# Start of Records shown

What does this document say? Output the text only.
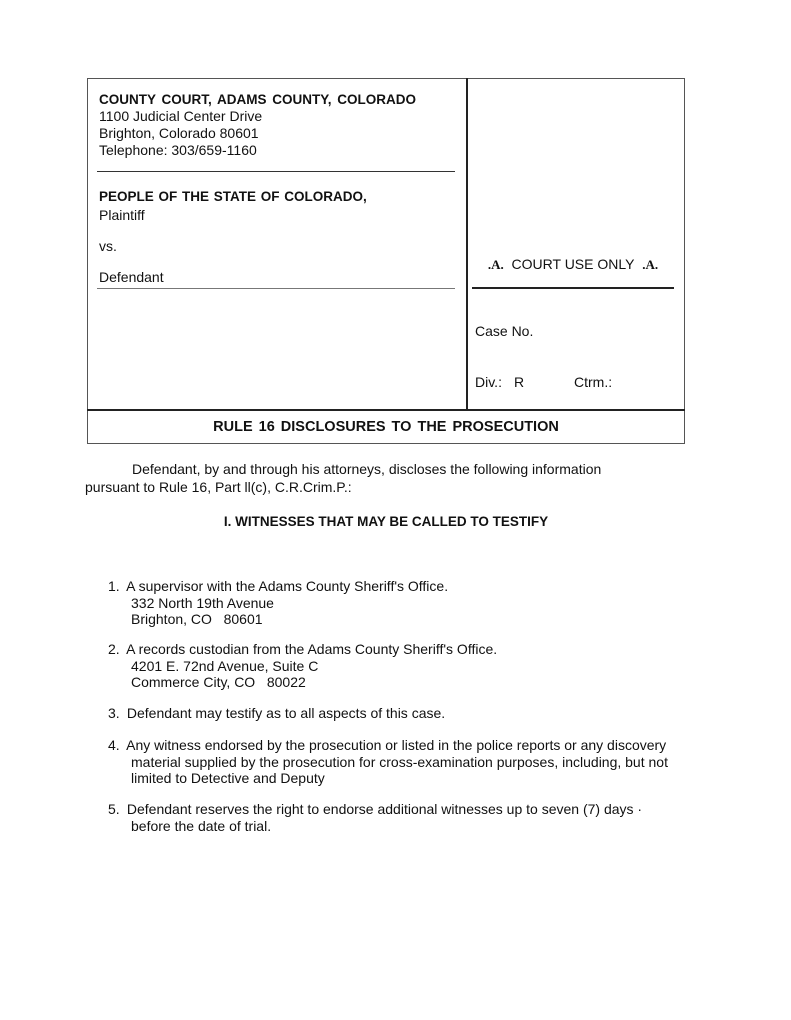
COUNTY COURT, ADAMS COUNTY, COLORADO
1100 Judicial Center Drive
Brighton, Colorado 80601
Telephone: 303/659-1160
PEOPLE OF THE STATE OF COLORADO,
Plaintiff
vs.
Defendant
.A. COURT USE ONLY .A.
Case No.
Div.: R	Ctrm.:
RULE 16 DISCLOSURES TO THE PROSECUTION
Defendant, by and through his attorneys, discloses the following information
pursuant to Rule 16, Part ll(c), C.R.Crim.P.:
I. WITNESSES THAT MAY BE CALLED TO TESTIFY
1. A supervisor with the Adams County Sheriff's Office.
332 North 19th Avenue
Brighton, CO   80601
2. A records custodian from the Adams County Sheriff's Office.
4201 E. 72nd Avenue, Suite C
Commerce City, CO   80022
3. Defendant may testify as to all aspects of this case.
4. Any witness endorsed by the prosecution or listed in the police reports or any discovery
material supplied by the prosecution for cross-examination purposes, including, but not
limited to Detective and Deputy
5. Defendant reserves the right to endorse additional witnesses up to seven (7) days ·
before the date of trial.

# End of Records shown

• _Task to carry out_: Transcribe the material exactly, and leave out whatever pictures it holds.

• _Right answer_:
What does this document say? Output the text only.
COUNTY COURT, ADAMS COUNTY, COLORADO
1100 Judicial Center Drive
Brighton, Colorado 80601
Telephone: 303/659-1160
PEOPLE OF THE STATE OF COLORADO,
Plaintiff
vs.
Defendant
.A. COURT USE ONLY .A.
Case No.
Div.: R	Ctrm.:
RULE 16 DISCLOSURES TO THE PROSECUTION
Defendant, by and through his attorneys, discloses the following information
pursuant to Rule 16, Part ll(c), C.R.Crim.P.:
I. WITNESSES THAT MAY BE CALLED TO TESTIFY
1. A supervisor with the Adams County Sheriff's Office.
332 North 19th Avenue
Brighton, CO   80601
2. A records custodian from the Adams County Sheriff's Office.
4201 E. 72nd Avenue, Suite C
Commerce City, CO   80022
3. Defendant may testify as to all aspects of this case.
4. Any witness endorsed by the prosecution or listed in the police reports or any discovery
material supplied by the prosecution for cross-examination purposes, including, but not
limited to Detective and Deputy
5. Defendant reserves the right to endorse additional witnesses up to seven (7) days ·
before the date of trial.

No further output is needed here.